:: Task instructions ::
Present the lines from the one containing "marker: [601, 372, 609, 381]" through the one containing "inclination: 0° N: [266, 94, 381, 111]", inclusive, as a Markdown table with the columns Row and Line. Give each line its own numbered row and omit any blank lines.

--------------------------------------------------

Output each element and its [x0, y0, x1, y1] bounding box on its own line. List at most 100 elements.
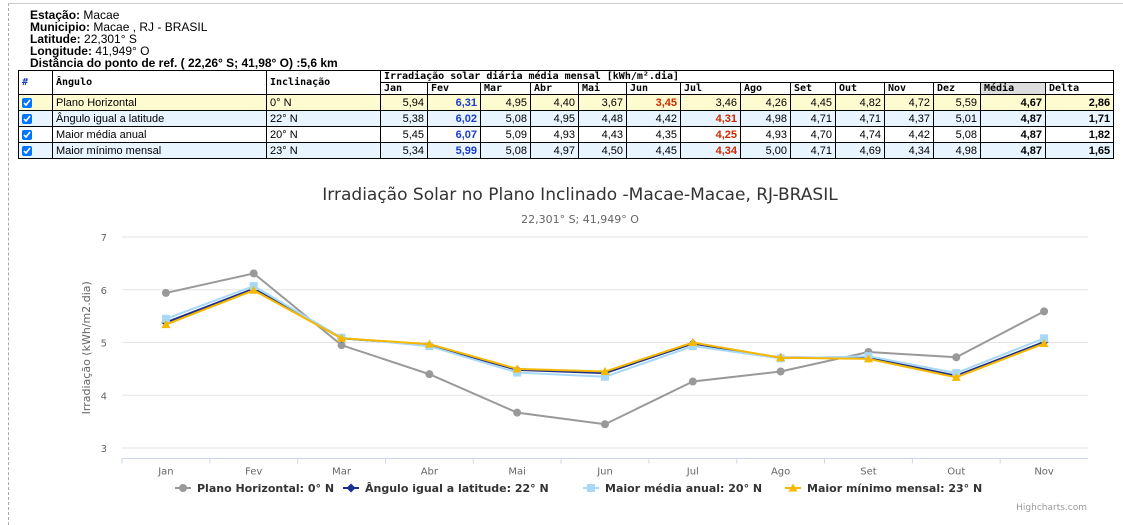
marker: [601, 372, 609, 381]
marker: [601, 420, 609, 429]
row-checkbox[interactable]: [22, 129, 32, 140]
month-value: 4,26: [740, 94, 791, 111]
month-value: 4,45: [626, 142, 681, 159]
marker: [161, 314, 170, 323]
info-value: 41,949° O: [95, 44, 150, 58]
marker: [863, 354, 873, 363]
series-line: [165, 287, 1045, 377]
x-tick-label: Jul: [686, 467, 699, 478]
month-header: Dez: [933, 82, 981, 95]
marker: [776, 353, 786, 362]
month-value: 5,99: [427, 142, 481, 159]
credit: Highcharts.com: [1016, 503, 1087, 513]
inclination: 0° N: [266, 94, 381, 111]
delta-value: 1,71: [1044, 110, 1115, 127]
row-checkbox[interactable]: [22, 113, 32, 124]
month-header: Média: [980, 82, 1046, 95]
angle-name: Plano Horizontal: [52, 94, 267, 111]
checkbox-cell: [18, 126, 53, 143]
chart-title: Irradiação Solar no Plano Inclinado -Mac…: [322, 185, 838, 205]
month-header: Fev: [427, 82, 481, 95]
marker: [337, 341, 346, 350]
marker: [688, 377, 697, 386]
y-tick-label: 7: [101, 233, 107, 244]
month-header: Mar: [480, 82, 531, 95]
row-checkbox[interactable]: [22, 145, 32, 156]
month-header: Abr: [530, 82, 579, 95]
delta-value: 1,82: [1044, 126, 1115, 143]
angle-name: Maior média anual: [52, 126, 267, 143]
month-value: 5,08: [480, 142, 531, 159]
month-value: 4,71: [835, 110, 885, 127]
marker: [161, 288, 170, 297]
info-line: Municipio: Macae , RJ - BRASIL: [30, 21, 338, 33]
month-value: 4,35: [626, 126, 681, 143]
month-value: 6,02: [427, 110, 481, 127]
angle-name: Maior mínimo mensal: [52, 142, 267, 159]
month-value: 4,82: [835, 94, 885, 111]
marker: [951, 372, 961, 381]
month-header: Nov: [884, 82, 934, 95]
legend-label: Maior média anual: 20° N: [605, 482, 762, 495]
month-value: 4,69: [835, 142, 885, 159]
info-line: Latitude: 22,301° S: [30, 33, 338, 45]
row-checkbox[interactable]: [22, 97, 32, 108]
marker: [424, 339, 434, 348]
column-header: Ângulo: [52, 70, 267, 95]
month-value: 4,71: [790, 110, 836, 127]
legend-label: Ângulo igual a latitude: 22° N: [365, 482, 549, 495]
x-tick-label: Out: [947, 467, 965, 478]
angle-name: Ângulo igual a latitude: [52, 110, 267, 127]
series-line: [165, 272, 1045, 426]
month-value: 4,95: [480, 94, 531, 111]
month-value: 6,31: [427, 94, 481, 111]
data-row: Maior mínimo mensal 23° N 5,34 5,99 5,08 4,97…: [18, 142, 1115, 159]
y-tick-label: 6: [101, 286, 107, 297]
marker: [513, 408, 522, 417]
legend-label: Maior mínimo mensal: 23° N: [807, 482, 982, 495]
month-value: 4,48: [578, 110, 627, 127]
inclination: 23° N: [266, 142, 381, 159]
month-value: 4,37: [884, 110, 934, 127]
marker: [346, 483, 356, 493]
marker: [513, 368, 522, 377]
month-value: 4,31: [680, 110, 741, 127]
info-label: Municipio:: [30, 20, 90, 34]
info-value: 22,301° S: [84, 32, 137, 46]
month-value: 4,93: [740, 126, 791, 143]
marker: [600, 367, 610, 376]
media-value: 4,87: [980, 110, 1046, 127]
month-value: 5,38: [380, 110, 428, 127]
info-line: Estação: Macae: [30, 9, 338, 21]
month-header: Mai: [578, 82, 627, 95]
month-value: 4,93: [530, 126, 579, 143]
month-value: 4,42: [884, 126, 934, 143]
month-header: Delta: [1044, 82, 1115, 95]
month-value: 5,08: [933, 126, 981, 143]
media-value: 4,67: [980, 94, 1046, 111]
month-value: 4,43: [578, 126, 627, 143]
month-value: 4,40: [530, 94, 579, 111]
month-value: 6,07: [427, 126, 481, 143]
month-header: Ago: [740, 82, 791, 95]
checkbox-cell: [18, 110, 53, 127]
info-label: Longitude:: [30, 44, 92, 58]
marker: [1040, 307, 1049, 316]
marker: [788, 483, 798, 492]
month-value: 5,34: [380, 142, 428, 159]
month-value: 5,94: [380, 94, 428, 111]
marker: [249, 269, 258, 278]
y-tick-label: 5: [101, 339, 107, 350]
header-row: # Ângulo Inclinação Irradiação solar diária…: [18, 70, 1115, 95]
column-header: Inclinação: [266, 70, 381, 95]
inclination: 22° N: [266, 110, 381, 127]
y-axis-title: Irradiação (kWh/m2.dia): [80, 281, 93, 414]
data-row: Ângulo igual a latitude 22° N 5,38 6,02 5,08…: [18, 110, 1115, 127]
month-value: 4,72: [884, 94, 934, 111]
month-value: 4,50: [578, 142, 627, 159]
marker: [952, 353, 961, 362]
marker: [688, 338, 698, 346]
marker: [587, 484, 595, 492]
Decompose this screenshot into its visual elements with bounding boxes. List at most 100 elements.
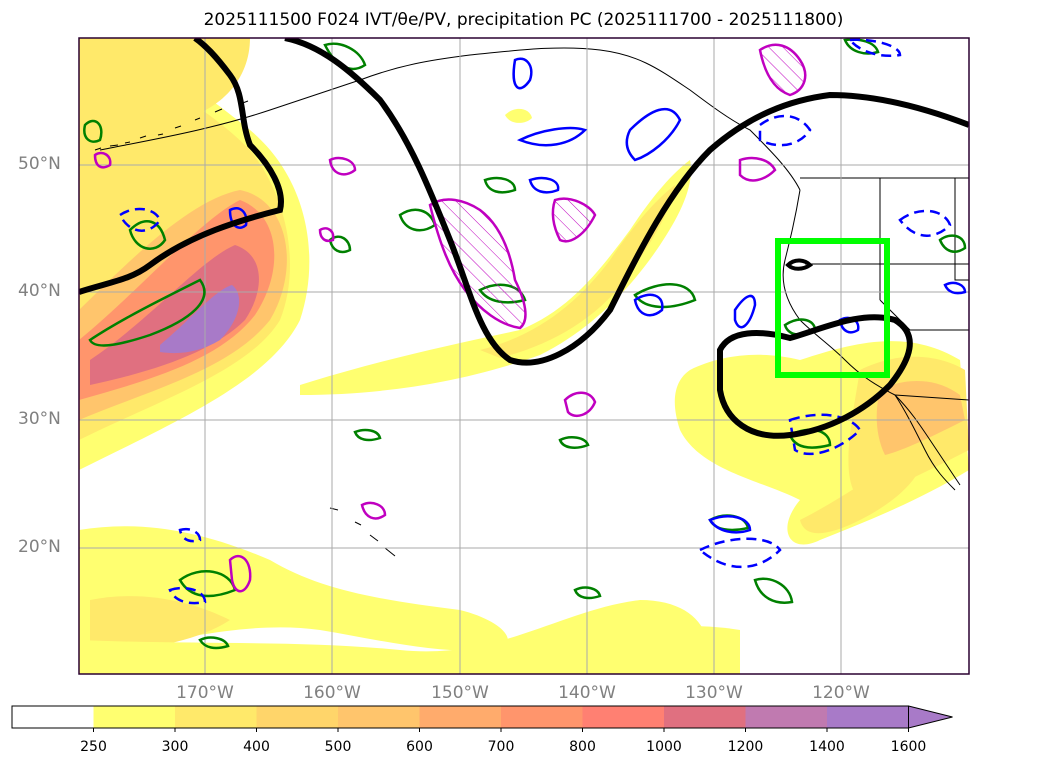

--------------------------------------------------

:: Complete output ::
| Row | Line |
|---|---|
| 1 | marker: [601, 372, 609, 381] |
| 2 | marker: [601, 420, 609, 429] |
| 3 | row-checkbox[interactable]: [22, 129, 32, 140] |
| 4 | month-value: 4,26: [740, 94, 791, 111] |
| 5 | month-value: 4,45: [626, 142, 681, 159] |
| 6 | marker: [161, 314, 170, 323] |
| 7 | info-value: 41,949° O: [95, 44, 150, 58] |
| 8 | marker: [863, 354, 873, 363] |
| 9 | series-line: [165, 287, 1045, 377] |
| 10 | x-tick-label: Jul: [686, 467, 699, 478] |
| 11 | month-header: Dez: [933, 82, 981, 95] |
| 12 | marker: [776, 353, 786, 362] |
| 13 | month-value: 5,99: [427, 142, 481, 159] |
| 14 | credit: Highcharts.com: [1016, 503, 1087, 513] |
| 15 | inclination: 0° N: [266, 94, 381, 111] |